== INPUT MATERIAL ==

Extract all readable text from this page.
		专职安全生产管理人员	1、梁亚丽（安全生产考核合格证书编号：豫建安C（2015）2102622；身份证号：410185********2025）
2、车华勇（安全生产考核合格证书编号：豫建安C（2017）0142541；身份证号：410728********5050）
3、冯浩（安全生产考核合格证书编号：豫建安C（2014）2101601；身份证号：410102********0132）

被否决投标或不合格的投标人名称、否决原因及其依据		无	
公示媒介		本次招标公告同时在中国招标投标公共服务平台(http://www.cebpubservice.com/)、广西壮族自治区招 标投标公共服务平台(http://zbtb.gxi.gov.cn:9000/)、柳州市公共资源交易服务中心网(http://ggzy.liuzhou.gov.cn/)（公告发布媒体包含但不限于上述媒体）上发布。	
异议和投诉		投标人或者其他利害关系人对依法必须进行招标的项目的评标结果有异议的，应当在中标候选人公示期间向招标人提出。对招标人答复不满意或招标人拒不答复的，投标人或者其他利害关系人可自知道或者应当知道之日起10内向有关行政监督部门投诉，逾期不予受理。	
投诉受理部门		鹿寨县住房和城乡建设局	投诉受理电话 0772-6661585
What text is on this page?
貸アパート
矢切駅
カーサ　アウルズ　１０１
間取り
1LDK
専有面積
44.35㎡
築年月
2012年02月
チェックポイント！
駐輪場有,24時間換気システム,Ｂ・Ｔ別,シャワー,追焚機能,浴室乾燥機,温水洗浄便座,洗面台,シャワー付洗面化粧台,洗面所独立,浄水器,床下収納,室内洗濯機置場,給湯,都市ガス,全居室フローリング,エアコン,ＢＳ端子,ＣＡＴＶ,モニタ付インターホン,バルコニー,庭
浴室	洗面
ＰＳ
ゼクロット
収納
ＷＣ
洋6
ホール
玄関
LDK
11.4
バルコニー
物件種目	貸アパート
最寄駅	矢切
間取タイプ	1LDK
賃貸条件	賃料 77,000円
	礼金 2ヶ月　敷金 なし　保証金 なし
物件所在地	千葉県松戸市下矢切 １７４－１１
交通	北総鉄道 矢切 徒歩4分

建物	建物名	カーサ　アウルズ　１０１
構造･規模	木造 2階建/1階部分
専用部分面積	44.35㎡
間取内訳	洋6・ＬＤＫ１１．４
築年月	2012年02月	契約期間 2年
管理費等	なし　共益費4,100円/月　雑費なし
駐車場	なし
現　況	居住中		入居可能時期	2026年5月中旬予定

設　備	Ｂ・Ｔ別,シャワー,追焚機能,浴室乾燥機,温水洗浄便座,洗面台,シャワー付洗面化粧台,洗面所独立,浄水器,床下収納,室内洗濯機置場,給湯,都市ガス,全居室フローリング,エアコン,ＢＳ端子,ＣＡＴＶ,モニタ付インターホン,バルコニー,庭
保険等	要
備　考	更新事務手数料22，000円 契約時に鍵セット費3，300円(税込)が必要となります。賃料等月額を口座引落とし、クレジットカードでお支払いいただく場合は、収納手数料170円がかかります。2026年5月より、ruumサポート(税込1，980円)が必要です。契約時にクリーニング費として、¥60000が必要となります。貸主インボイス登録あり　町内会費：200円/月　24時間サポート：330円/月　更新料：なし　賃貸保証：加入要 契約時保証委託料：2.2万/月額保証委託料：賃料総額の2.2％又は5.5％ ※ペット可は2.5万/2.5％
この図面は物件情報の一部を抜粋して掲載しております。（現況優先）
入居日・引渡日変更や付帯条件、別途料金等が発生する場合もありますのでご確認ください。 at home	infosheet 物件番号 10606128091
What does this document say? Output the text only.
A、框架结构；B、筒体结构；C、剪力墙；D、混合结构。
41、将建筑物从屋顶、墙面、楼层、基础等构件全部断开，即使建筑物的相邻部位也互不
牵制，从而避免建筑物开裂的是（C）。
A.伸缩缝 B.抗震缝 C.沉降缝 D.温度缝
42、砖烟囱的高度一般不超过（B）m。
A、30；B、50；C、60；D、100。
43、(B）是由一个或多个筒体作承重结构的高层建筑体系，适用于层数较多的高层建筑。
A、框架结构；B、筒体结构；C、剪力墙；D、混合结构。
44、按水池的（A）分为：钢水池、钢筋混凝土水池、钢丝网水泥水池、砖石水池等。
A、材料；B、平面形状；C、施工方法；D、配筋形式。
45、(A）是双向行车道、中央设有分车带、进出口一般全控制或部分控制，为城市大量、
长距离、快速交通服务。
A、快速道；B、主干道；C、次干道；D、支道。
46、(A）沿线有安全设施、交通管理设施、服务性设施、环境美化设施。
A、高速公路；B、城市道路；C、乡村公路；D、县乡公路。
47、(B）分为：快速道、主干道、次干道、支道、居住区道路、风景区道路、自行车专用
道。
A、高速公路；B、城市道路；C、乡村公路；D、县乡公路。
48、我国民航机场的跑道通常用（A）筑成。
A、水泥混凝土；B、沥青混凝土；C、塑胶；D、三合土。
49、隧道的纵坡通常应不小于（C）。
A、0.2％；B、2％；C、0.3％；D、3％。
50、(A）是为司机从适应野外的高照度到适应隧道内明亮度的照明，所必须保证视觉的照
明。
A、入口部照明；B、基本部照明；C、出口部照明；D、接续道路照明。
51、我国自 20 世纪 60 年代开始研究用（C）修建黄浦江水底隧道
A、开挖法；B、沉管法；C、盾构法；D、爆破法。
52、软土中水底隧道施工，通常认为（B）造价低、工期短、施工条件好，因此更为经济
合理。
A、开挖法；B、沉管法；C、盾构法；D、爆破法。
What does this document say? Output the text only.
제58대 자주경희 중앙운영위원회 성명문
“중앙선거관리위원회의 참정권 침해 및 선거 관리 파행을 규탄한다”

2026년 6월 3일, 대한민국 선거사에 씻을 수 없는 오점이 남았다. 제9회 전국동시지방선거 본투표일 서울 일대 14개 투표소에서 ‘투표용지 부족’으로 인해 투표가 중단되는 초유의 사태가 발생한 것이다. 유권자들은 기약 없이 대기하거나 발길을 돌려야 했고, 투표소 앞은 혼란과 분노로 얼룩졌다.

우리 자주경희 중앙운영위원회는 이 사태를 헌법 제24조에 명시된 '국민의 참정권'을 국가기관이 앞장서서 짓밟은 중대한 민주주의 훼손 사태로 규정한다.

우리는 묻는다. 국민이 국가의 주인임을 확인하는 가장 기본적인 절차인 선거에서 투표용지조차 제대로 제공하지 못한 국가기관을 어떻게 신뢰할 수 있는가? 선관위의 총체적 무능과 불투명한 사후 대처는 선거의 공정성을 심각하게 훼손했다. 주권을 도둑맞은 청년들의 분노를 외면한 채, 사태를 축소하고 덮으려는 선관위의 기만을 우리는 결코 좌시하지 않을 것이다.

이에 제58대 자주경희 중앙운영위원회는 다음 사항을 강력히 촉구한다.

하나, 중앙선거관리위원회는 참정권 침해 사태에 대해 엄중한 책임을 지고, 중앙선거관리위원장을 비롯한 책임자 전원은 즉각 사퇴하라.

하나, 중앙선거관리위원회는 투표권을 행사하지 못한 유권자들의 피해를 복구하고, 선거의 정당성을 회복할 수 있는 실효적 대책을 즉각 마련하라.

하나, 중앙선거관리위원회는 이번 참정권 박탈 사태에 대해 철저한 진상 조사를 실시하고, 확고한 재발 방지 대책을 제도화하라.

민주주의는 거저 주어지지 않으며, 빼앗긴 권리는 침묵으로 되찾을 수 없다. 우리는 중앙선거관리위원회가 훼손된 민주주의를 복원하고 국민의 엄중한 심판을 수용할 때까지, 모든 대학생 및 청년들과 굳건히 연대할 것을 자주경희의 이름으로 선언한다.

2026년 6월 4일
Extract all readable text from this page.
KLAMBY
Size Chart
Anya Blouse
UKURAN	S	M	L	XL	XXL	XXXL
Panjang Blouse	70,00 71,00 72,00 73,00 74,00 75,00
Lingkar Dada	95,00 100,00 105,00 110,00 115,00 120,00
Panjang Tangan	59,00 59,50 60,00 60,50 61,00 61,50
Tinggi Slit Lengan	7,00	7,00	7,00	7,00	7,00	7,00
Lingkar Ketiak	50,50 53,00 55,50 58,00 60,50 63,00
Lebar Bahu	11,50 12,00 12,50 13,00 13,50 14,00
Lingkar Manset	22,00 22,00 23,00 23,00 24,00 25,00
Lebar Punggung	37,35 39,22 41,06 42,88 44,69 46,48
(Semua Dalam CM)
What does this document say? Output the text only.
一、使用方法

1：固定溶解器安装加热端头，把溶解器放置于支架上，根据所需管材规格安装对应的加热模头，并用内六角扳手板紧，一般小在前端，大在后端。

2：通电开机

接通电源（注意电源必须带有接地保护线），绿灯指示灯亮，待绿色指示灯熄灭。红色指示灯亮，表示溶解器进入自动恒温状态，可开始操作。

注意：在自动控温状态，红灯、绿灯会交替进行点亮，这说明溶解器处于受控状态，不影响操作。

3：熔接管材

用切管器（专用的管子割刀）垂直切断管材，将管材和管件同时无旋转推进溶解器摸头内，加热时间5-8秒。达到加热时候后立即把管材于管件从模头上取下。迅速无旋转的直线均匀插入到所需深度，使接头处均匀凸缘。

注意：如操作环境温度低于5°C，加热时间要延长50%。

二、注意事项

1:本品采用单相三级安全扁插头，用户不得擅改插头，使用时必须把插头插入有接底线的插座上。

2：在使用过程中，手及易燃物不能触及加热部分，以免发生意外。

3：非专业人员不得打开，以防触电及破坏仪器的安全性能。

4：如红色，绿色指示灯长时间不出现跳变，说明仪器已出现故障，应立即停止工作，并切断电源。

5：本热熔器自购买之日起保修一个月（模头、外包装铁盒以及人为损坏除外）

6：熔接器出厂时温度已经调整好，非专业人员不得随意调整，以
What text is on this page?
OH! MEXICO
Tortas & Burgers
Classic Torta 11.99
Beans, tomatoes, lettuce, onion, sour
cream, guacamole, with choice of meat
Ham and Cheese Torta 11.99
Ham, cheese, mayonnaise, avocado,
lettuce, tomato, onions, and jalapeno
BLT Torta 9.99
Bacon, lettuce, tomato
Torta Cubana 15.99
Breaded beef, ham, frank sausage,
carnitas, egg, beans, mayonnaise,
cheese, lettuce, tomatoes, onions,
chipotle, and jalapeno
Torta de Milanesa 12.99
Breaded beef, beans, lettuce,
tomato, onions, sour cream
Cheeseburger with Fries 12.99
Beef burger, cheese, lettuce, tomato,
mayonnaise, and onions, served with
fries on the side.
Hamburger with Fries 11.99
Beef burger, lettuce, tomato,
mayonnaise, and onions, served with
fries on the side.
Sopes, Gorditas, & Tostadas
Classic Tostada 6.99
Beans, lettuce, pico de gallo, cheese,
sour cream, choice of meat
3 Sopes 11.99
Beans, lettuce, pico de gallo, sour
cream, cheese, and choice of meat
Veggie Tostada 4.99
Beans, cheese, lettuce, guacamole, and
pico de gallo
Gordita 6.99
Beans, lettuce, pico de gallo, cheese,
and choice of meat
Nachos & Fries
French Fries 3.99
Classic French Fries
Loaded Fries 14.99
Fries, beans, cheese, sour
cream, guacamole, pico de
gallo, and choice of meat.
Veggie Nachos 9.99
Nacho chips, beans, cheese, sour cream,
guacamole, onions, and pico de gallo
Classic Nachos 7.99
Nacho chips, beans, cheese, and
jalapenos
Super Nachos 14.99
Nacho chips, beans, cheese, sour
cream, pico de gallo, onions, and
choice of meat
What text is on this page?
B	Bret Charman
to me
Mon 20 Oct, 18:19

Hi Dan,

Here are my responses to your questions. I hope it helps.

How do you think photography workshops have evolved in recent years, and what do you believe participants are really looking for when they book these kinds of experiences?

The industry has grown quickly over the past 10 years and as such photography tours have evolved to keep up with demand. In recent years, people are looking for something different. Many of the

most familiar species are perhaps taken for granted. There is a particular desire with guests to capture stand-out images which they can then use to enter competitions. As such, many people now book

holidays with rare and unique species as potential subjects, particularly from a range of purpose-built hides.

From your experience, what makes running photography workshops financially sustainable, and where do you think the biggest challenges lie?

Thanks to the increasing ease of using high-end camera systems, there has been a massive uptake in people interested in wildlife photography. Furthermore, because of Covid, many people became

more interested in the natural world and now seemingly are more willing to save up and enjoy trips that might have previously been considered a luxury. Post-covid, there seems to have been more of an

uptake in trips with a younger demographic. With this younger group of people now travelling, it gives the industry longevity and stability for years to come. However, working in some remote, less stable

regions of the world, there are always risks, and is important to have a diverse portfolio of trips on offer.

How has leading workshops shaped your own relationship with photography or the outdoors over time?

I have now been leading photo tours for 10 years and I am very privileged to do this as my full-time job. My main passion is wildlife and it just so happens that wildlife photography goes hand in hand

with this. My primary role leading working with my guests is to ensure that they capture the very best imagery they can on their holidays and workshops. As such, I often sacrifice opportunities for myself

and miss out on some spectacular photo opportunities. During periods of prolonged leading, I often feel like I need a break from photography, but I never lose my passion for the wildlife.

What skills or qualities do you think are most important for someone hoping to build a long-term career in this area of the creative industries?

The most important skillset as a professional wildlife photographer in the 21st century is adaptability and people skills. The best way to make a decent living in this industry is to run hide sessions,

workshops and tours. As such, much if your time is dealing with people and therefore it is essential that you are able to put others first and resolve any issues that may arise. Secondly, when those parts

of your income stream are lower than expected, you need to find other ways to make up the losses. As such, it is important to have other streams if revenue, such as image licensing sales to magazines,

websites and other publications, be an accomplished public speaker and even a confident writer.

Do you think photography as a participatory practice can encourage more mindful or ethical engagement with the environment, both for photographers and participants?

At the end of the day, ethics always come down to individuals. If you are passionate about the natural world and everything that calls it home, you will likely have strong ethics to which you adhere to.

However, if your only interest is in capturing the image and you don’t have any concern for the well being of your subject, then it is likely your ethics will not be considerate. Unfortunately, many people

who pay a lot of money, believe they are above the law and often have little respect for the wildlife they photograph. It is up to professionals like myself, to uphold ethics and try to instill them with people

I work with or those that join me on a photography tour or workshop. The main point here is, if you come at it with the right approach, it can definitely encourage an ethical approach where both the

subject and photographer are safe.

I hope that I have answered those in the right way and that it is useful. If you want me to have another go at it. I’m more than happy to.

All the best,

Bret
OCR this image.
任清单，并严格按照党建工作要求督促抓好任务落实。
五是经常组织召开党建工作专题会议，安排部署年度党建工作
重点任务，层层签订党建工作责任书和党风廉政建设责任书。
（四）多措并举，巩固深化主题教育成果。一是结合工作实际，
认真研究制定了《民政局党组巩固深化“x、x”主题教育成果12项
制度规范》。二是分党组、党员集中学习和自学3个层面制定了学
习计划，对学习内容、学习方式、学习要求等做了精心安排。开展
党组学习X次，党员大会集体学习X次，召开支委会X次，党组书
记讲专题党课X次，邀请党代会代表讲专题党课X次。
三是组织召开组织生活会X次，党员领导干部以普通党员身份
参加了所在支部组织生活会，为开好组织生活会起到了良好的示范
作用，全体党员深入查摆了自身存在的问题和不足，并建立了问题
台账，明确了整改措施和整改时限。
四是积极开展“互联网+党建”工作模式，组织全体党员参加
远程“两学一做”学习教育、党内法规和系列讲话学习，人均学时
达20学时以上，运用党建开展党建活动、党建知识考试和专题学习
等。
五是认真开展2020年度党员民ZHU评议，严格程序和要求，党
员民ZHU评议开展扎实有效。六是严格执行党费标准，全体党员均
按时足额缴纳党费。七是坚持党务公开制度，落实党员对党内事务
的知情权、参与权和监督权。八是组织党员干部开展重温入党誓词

===

## SET TASK:
Show the lines of the records that include the string "chips".

## PROBLEM SOLUTION:
Nacho chips, beans, cheese, sour cream,
Nacho chips, beans, cheese, and
Nacho chips, beans, cheese, sour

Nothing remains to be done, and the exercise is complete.